*** Material ***

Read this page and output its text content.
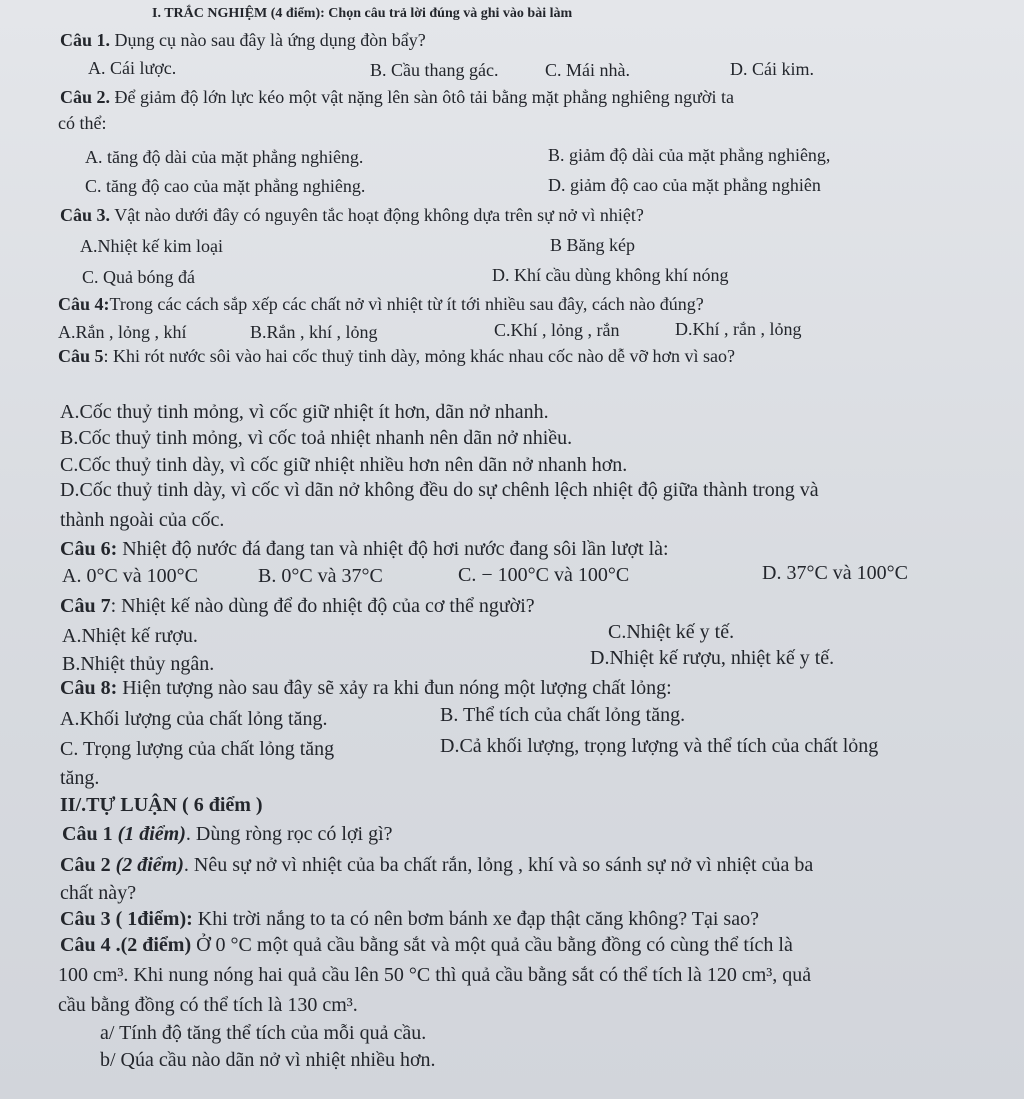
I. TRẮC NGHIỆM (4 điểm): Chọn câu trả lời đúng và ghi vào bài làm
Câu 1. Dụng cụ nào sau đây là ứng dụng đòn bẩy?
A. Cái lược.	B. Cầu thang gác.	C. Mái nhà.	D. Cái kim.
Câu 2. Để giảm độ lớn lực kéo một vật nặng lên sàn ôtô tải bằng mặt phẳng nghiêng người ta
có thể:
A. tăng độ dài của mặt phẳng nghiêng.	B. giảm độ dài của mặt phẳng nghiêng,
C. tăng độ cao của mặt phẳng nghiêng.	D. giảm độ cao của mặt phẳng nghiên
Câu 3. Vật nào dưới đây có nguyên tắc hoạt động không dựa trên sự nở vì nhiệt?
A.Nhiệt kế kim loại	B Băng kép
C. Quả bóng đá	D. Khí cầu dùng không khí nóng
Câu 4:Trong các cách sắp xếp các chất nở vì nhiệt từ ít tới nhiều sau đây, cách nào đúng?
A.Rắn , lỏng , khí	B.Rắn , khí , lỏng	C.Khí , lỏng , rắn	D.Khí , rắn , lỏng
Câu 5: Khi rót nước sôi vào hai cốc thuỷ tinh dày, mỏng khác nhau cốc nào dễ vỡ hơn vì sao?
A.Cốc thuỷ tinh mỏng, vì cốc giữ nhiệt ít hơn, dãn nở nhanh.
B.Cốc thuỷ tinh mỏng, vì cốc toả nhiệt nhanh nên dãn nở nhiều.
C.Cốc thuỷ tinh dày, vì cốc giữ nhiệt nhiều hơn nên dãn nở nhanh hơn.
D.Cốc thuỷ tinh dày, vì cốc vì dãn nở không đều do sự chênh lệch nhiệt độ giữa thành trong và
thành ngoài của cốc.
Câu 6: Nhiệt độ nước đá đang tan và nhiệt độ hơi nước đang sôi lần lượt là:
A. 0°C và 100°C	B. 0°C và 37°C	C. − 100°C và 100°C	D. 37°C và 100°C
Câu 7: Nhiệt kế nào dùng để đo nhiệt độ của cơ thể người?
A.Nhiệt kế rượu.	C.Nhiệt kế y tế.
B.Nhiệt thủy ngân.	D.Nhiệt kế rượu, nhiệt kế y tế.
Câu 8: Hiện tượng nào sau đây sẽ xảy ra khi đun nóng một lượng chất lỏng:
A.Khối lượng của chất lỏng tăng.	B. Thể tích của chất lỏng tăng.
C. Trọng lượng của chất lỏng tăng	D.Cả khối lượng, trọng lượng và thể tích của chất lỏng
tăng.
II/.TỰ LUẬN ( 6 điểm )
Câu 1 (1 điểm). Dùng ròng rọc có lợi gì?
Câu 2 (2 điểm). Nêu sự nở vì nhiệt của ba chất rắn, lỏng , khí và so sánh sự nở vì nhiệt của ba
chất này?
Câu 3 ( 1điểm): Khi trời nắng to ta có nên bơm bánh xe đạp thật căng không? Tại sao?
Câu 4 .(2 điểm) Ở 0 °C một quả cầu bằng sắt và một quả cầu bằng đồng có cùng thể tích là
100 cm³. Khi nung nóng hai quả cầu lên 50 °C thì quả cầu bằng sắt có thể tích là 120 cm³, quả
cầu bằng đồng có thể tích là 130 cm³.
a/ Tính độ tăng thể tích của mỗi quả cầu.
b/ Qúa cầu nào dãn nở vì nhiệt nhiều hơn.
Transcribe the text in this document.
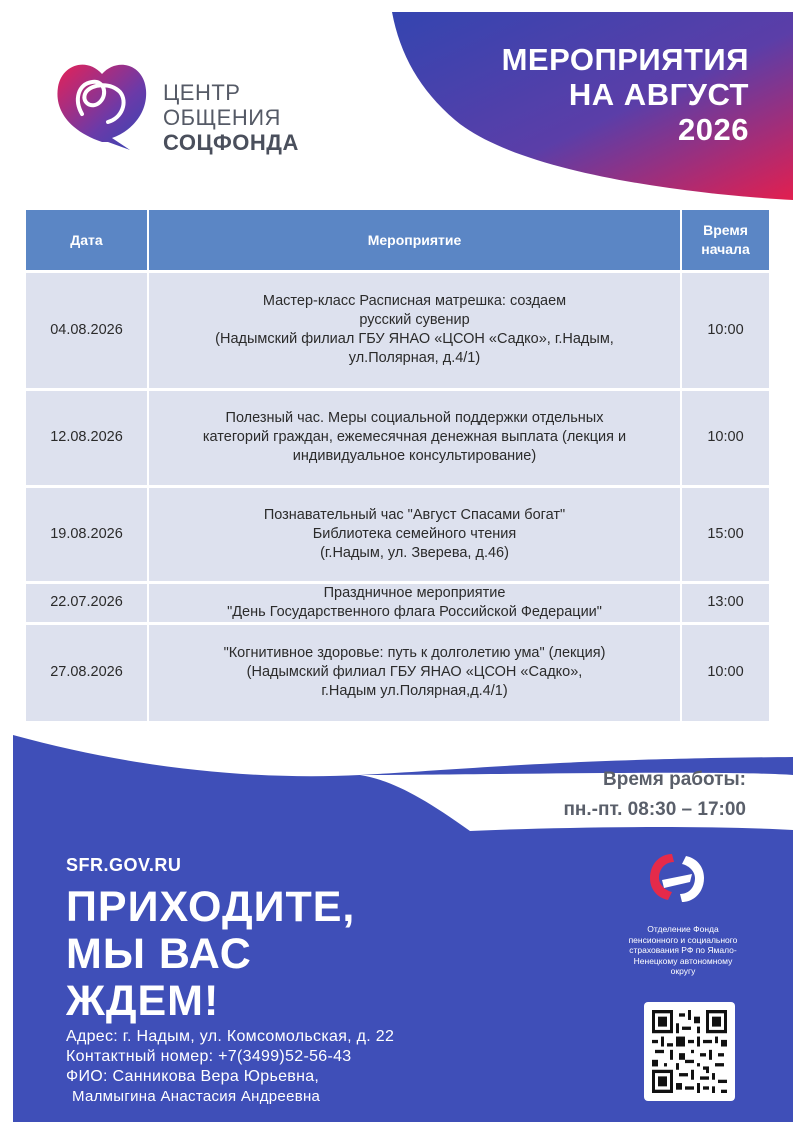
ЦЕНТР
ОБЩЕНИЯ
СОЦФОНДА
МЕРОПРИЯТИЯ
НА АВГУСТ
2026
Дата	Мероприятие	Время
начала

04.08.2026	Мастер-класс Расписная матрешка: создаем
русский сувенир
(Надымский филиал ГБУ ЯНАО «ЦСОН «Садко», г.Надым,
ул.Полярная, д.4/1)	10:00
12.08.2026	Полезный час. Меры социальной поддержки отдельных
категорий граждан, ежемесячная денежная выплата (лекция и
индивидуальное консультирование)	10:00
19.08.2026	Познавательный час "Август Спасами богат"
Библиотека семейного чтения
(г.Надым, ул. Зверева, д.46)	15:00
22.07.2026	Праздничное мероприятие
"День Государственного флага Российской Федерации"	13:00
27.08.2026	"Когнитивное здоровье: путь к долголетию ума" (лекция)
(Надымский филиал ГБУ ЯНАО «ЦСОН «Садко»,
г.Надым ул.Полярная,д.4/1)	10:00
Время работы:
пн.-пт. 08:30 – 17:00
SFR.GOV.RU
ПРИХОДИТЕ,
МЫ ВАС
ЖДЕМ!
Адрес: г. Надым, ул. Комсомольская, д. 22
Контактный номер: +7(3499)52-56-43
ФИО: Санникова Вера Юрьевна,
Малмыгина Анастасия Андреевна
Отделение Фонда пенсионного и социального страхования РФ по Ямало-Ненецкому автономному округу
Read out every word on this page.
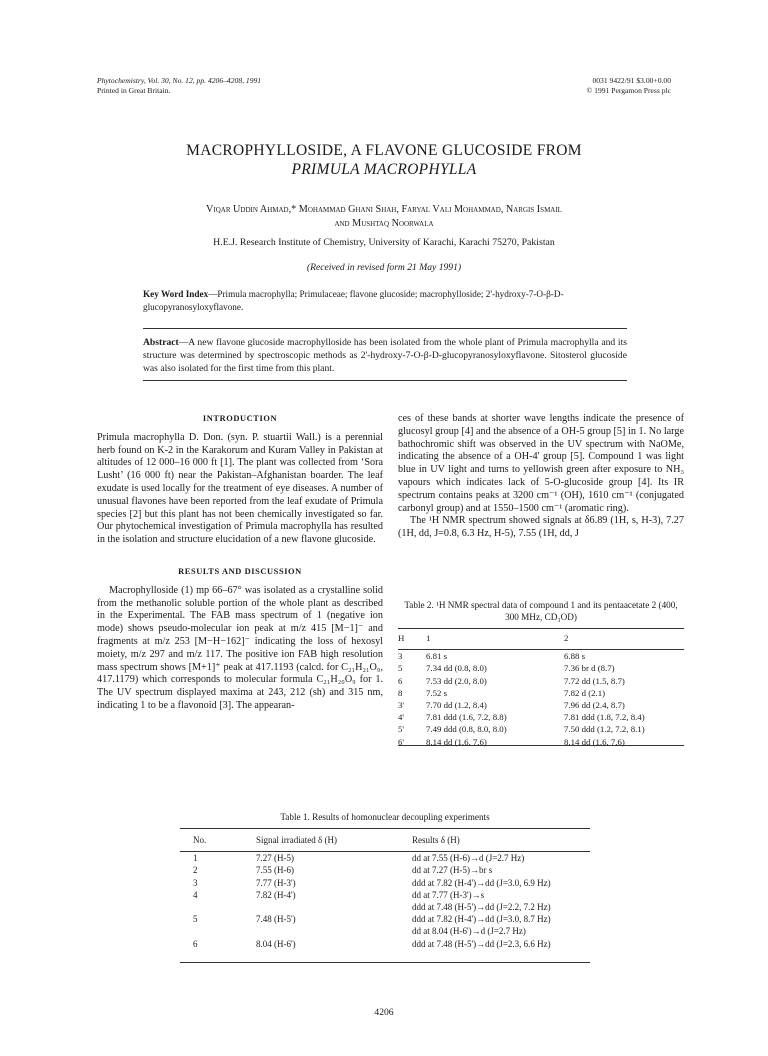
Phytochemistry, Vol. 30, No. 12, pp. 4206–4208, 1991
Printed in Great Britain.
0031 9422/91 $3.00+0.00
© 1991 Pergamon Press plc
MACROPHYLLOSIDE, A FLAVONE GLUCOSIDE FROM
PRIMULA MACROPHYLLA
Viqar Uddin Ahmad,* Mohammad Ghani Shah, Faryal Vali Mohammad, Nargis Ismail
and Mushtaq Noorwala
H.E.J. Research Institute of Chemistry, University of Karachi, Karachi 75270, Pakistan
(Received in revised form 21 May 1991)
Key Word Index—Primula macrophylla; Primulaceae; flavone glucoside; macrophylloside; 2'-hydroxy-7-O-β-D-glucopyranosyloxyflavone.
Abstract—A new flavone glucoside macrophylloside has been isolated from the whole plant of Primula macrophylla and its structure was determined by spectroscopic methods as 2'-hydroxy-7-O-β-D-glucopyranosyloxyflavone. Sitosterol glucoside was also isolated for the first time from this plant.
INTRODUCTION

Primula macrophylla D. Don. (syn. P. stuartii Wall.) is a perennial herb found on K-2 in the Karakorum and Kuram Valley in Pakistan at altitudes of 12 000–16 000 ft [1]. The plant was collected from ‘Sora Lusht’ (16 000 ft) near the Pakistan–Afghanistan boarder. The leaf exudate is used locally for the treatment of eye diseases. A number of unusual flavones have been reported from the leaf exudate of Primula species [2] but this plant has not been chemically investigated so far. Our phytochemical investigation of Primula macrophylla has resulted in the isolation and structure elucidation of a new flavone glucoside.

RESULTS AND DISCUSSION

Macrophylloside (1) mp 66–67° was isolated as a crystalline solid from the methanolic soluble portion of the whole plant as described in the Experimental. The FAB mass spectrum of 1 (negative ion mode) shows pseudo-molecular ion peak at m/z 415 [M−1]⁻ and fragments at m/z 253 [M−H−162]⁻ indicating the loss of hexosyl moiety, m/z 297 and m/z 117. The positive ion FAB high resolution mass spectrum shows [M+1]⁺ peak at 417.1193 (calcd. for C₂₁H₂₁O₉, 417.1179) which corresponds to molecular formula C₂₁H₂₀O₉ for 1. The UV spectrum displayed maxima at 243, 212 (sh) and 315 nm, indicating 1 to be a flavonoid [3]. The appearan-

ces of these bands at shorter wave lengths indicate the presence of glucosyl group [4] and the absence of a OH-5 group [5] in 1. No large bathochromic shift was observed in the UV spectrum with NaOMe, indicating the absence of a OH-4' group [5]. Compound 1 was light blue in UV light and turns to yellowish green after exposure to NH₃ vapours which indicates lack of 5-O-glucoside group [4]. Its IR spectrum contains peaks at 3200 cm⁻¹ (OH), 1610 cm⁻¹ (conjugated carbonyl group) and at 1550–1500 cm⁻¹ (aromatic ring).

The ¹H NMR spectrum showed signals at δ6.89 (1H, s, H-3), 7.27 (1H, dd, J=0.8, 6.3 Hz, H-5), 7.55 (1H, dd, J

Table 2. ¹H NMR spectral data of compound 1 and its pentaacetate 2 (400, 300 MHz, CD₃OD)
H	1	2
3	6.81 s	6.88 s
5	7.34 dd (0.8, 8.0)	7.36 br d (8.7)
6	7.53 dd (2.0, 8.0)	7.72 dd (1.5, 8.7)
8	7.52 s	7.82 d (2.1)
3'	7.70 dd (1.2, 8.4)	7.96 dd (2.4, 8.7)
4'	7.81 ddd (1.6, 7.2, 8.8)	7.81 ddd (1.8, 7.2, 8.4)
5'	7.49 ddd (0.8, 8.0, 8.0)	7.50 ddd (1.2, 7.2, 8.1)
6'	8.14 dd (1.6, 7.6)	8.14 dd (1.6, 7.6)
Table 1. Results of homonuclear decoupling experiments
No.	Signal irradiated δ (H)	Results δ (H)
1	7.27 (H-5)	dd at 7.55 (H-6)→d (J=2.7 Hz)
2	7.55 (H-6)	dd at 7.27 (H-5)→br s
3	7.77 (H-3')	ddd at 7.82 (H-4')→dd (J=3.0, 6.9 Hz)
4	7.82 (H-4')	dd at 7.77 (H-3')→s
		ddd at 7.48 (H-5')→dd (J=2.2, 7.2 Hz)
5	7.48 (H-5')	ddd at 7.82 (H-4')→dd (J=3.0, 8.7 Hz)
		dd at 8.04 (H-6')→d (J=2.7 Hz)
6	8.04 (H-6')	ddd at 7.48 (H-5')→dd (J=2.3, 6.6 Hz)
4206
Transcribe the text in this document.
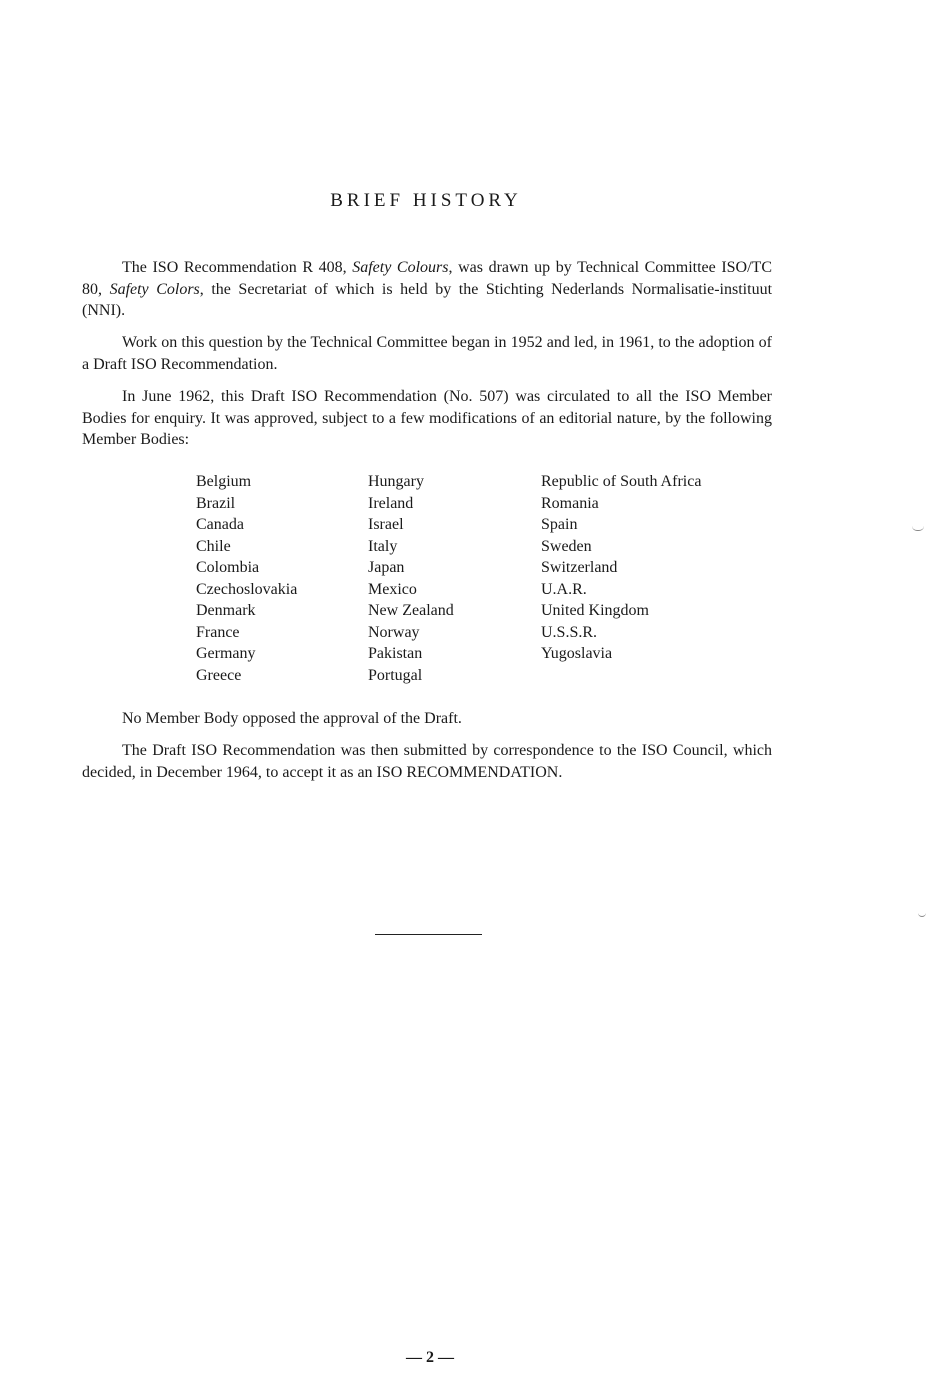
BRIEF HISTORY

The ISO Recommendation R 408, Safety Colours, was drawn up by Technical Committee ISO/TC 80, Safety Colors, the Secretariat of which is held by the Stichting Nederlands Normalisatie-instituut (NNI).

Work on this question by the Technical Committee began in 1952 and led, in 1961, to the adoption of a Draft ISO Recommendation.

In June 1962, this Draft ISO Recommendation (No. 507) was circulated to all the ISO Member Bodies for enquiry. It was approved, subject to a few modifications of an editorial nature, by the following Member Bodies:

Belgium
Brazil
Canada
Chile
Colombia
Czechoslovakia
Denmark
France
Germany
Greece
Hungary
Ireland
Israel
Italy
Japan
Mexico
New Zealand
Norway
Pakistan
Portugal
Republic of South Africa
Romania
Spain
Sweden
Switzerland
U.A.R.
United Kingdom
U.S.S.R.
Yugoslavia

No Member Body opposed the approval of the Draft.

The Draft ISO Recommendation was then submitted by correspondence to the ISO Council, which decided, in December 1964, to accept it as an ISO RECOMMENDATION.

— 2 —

***

▶ **The request**
Locate each line containing the string "лекция" and show it.

▶ **Output**
категорий граждан, ежемесячная денежная выплата (лекция и
27.08.2026	"Когнитивное здоровье: путь к долголетию ума" (лекция)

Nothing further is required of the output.